## Requirement:
Return each line of the data below exactly, omitting any pictures.
— start of Task input —
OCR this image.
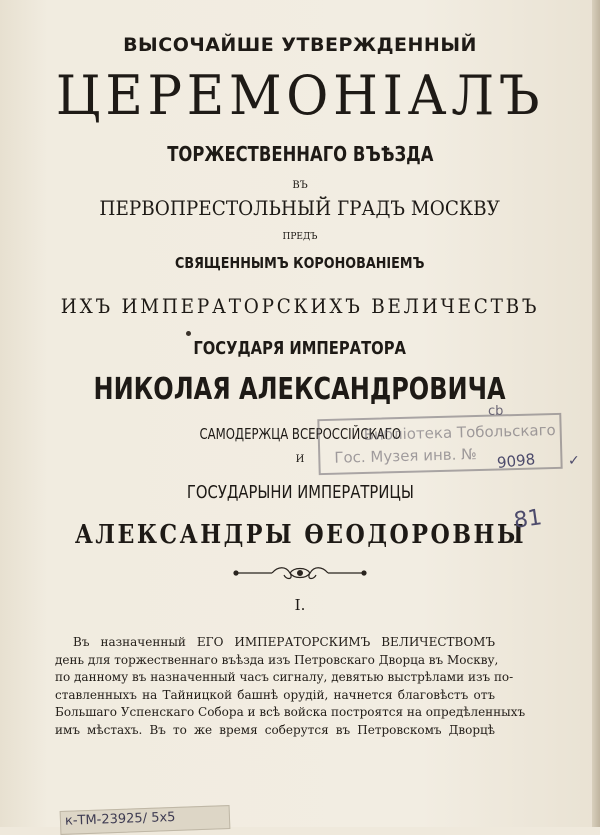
ВЫСОЧАЙШЕ УТВЕРЖДЕННЫЙ
ЦЕРЕМОНIАЛЪ
ТОРЖЕСТВЕННАГО ВЪѢЗДА
ВЪ
ПЕРВОПРЕСТОЛЬНЫЙ ГРАДЪ МОСКВУ
ПРЕДЪ
СВЯЩЕННЫМЪ КОРОНОВАНIЕМЪ
ИХЪ ИМПЕРАТОРСКИХЪ ВЕЛИЧЕСТВЪ
ГОСУДАРЯ ИМПЕРАТОРА
НИКОЛАЯ АЛЕКСАНДРОВИЧА
САМОДЕРЖЦА ВСЕРОССIЙСКАГО
И
ГОСУДАРЫНИ ИМПЕРАТРИЦЫ
АЛЕКСАНДРЫ ѲЕОДОРОВНЫ
I.
Въ назначенный ЕГО ИМПЕРАТОРСКИМЪ ВЕЛИЧЕСТВОМЪ
день для торжественнаго въѣзда изъ Петровскаго Дворца въ Москву,
по данному въ назначенный часъ сигналу, девятью выстрѣлами изъ по-
ставленныхъ на Тайницкой башнѣ орудiй, начнется благовѣстъ отъ
Большаго Успенскаго Собора и всѣ войска построятся на опредѣленныхъ
имъ мѣстахъ. Въ то же время соберутся въ Петровскомъ Дворцѣ
Библiотека Тобольскаго
Гос. Музея инв. №
cb
9098 ✓
81
к-ТМ-23925/ 5х5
— end of Task input —
## Solution:
OCR this image.
ВЫСОЧАЙШЕ УТВЕРЖДЕННЫЙ
ЦЕРЕМОНIАЛЪ
ТОРЖЕСТВЕННАГО ВЪѢЗДА
ВЪ
ПЕРВОПРЕСТОЛЬНЫЙ ГРАДЪ МОСКВУ
ПРЕДЪ
СВЯЩЕННЫМЪ КОРОНОВАНIЕМЪ
ИХЪ ИМПЕРАТОРСКИХЪ ВЕЛИЧЕСТВЪ
ГОСУДАРЯ ИМПЕРАТОРА
НИКОЛАЯ АЛЕКСАНДРОВИЧА
САМОДЕРЖЦА ВСЕРОССIЙСКАГО
И
ГОСУДАРЫНИ ИМПЕРАТРИЦЫ
АЛЕКСАНДРЫ ѲЕОДОРОВНЫ
I.
Въ назначенный ЕГО ИМПЕРАТОРСКИМЪ ВЕЛИЧЕСТВОМЪ
день для торжественнаго въѣзда изъ Петровскаго Дворца въ Москву,
по данному въ назначенный часъ сигналу, девятью выстрѣлами изъ по-
ставленныхъ на Тайницкой башнѣ орудiй, начнется благовѣстъ отъ
Большаго Успенскаго Собора и всѣ войска построятся на опредѣленныхъ
имъ мѣстахъ. Въ то же время соберутся въ Петровскомъ Дворцѣ
Библiотека Тобольскаго
Гос. Музея инв. №
cb
9098 ✓
81
к-ТМ-23925/ 5х5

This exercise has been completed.